EXERCISE DIRECTIONS:
Copy every line from the data below in which the string "values" can be found.

[Start]

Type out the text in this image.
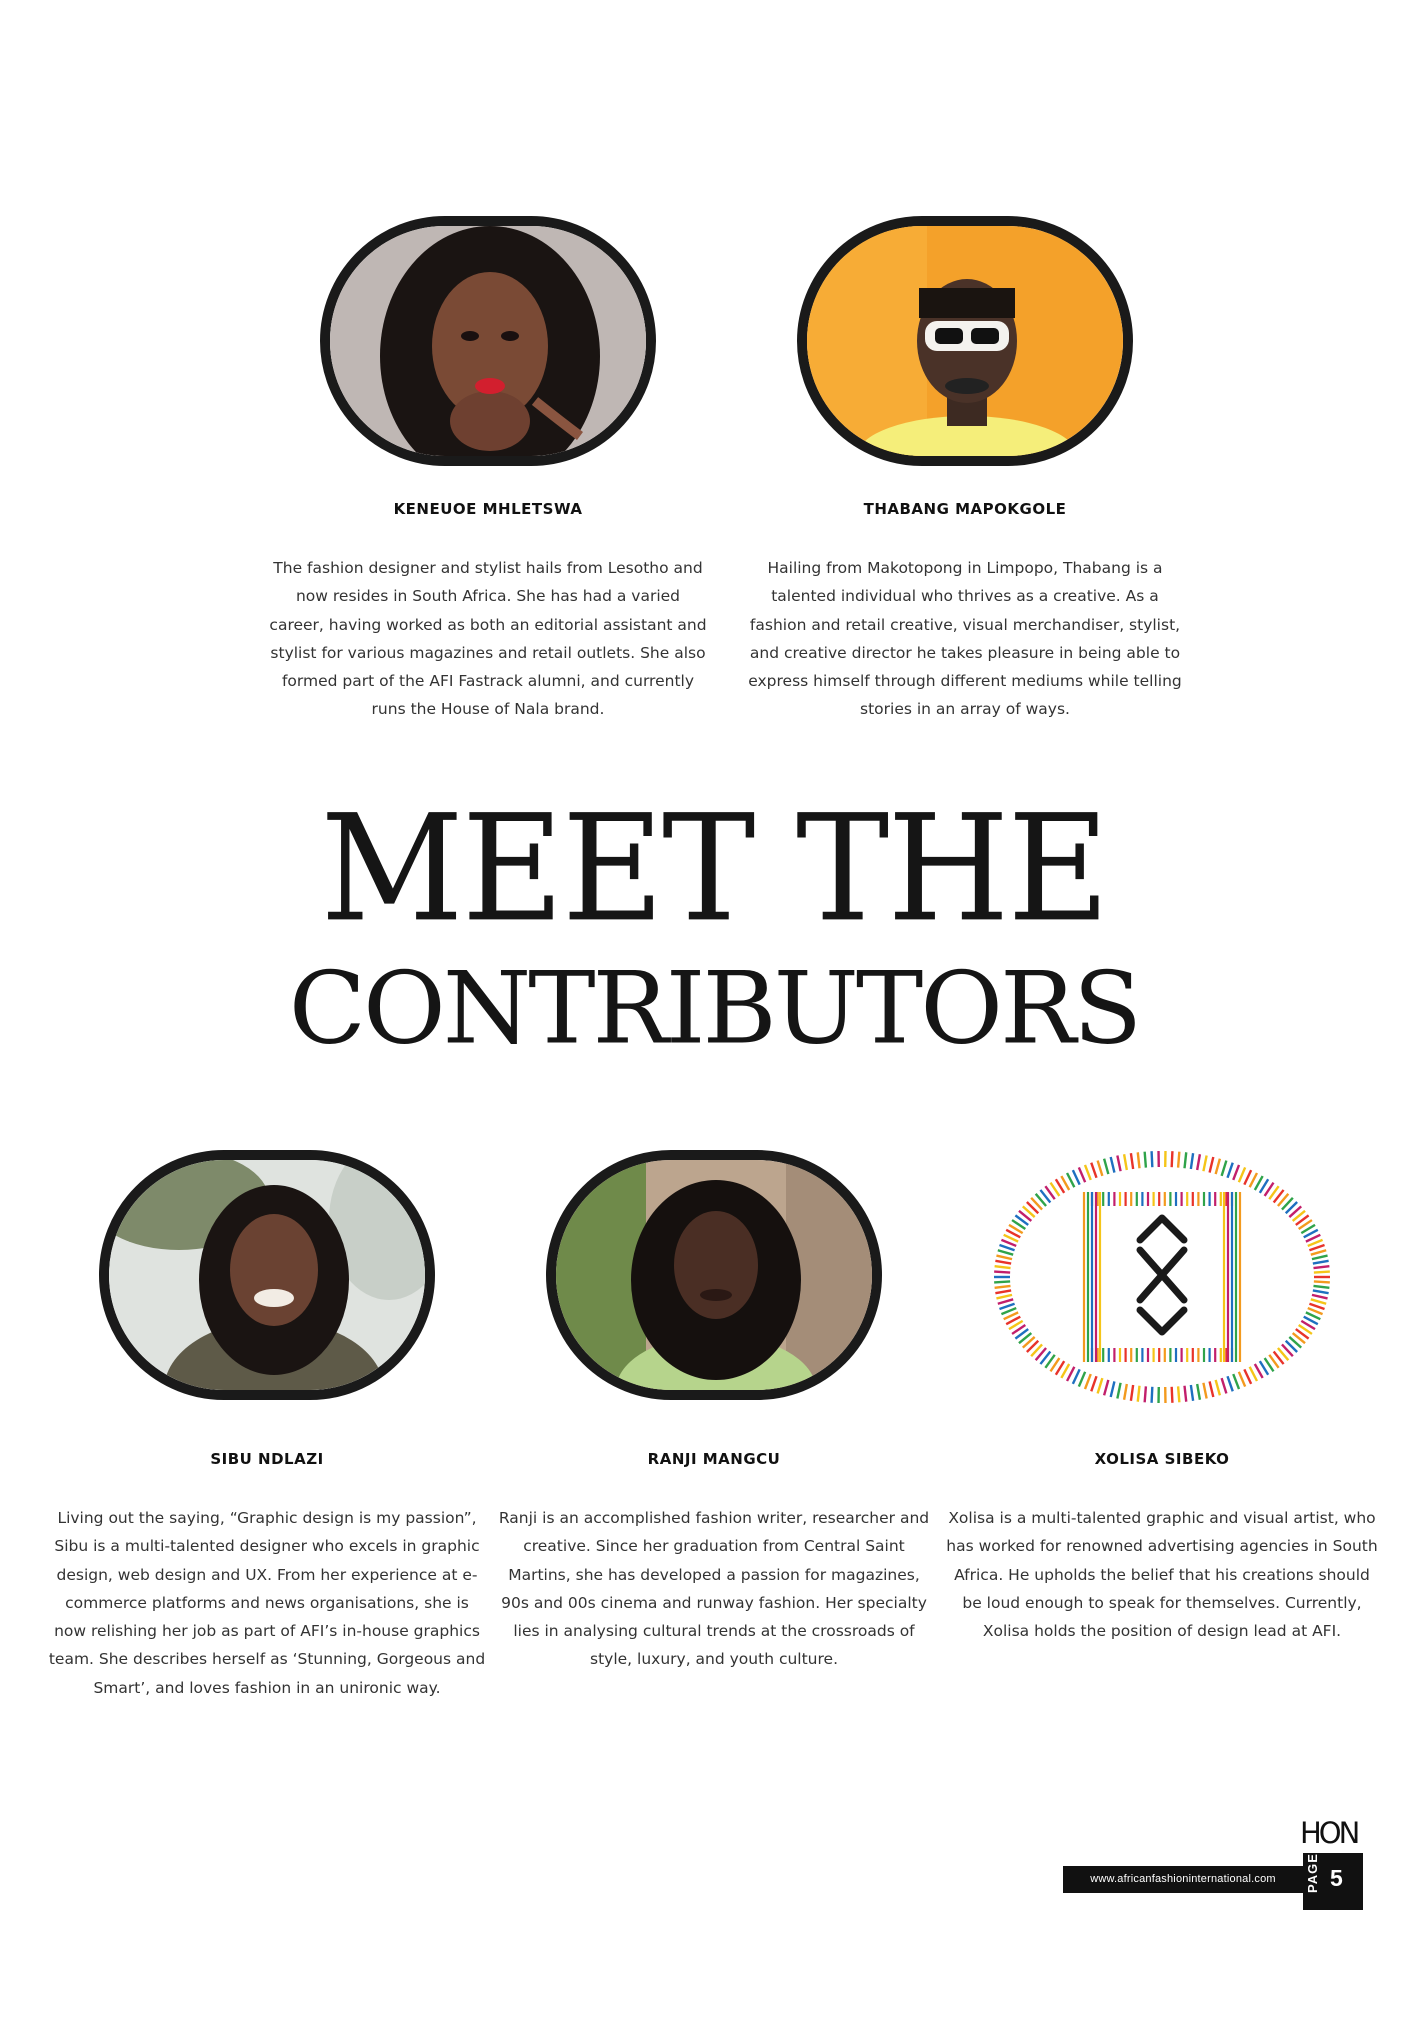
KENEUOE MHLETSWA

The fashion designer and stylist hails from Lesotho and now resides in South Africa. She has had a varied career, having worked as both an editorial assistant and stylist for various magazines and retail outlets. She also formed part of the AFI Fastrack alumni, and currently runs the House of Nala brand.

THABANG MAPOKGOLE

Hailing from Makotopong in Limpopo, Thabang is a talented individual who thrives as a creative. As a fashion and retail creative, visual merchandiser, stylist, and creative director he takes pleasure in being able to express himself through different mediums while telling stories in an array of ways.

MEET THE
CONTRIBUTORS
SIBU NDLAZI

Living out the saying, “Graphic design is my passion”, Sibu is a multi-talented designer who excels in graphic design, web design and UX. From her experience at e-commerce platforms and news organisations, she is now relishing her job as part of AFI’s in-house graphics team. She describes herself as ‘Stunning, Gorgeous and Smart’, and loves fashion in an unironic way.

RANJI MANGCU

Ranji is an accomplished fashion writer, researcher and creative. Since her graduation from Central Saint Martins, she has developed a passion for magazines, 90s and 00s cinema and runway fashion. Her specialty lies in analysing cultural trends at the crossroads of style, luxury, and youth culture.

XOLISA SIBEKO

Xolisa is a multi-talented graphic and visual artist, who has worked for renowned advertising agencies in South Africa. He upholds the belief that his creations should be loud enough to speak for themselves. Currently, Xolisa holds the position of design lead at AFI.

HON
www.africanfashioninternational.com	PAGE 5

[End]
[Start]

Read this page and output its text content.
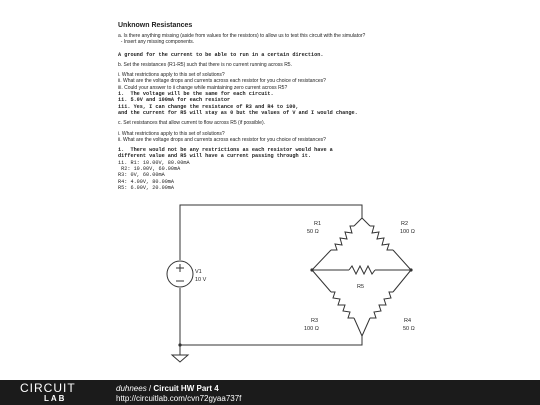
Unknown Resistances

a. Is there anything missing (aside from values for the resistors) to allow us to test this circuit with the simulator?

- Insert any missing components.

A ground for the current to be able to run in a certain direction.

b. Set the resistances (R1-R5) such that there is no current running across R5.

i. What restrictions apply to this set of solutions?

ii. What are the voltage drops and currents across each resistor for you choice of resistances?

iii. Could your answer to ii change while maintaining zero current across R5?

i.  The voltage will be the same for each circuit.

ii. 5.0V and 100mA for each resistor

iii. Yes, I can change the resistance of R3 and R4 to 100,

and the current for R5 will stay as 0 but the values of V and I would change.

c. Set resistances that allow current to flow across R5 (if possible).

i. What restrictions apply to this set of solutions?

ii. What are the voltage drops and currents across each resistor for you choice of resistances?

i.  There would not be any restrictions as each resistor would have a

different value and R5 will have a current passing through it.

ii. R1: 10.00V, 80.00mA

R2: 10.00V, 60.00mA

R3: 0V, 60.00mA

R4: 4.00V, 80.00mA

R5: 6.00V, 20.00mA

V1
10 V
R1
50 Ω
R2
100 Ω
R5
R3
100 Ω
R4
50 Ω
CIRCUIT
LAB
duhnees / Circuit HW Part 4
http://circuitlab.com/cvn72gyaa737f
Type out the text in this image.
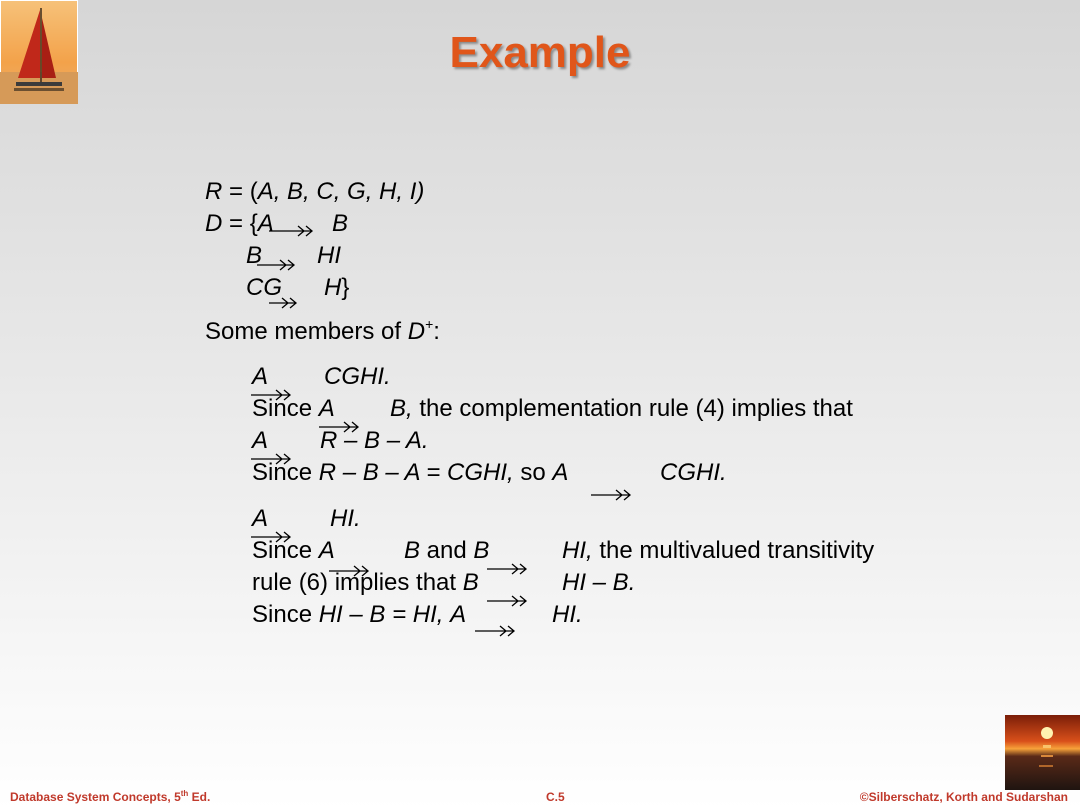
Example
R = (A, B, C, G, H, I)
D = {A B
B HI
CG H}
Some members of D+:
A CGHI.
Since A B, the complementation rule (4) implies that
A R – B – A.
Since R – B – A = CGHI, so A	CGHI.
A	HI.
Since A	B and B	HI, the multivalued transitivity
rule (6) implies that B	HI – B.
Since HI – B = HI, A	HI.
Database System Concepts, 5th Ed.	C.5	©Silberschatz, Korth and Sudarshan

[End]

REPLY:
a. Is there anything missing (aside from values for the resistors) to allow us to test this circuit with the simulator?
and the current for R5 will stay as 0 but the values of V and I would change.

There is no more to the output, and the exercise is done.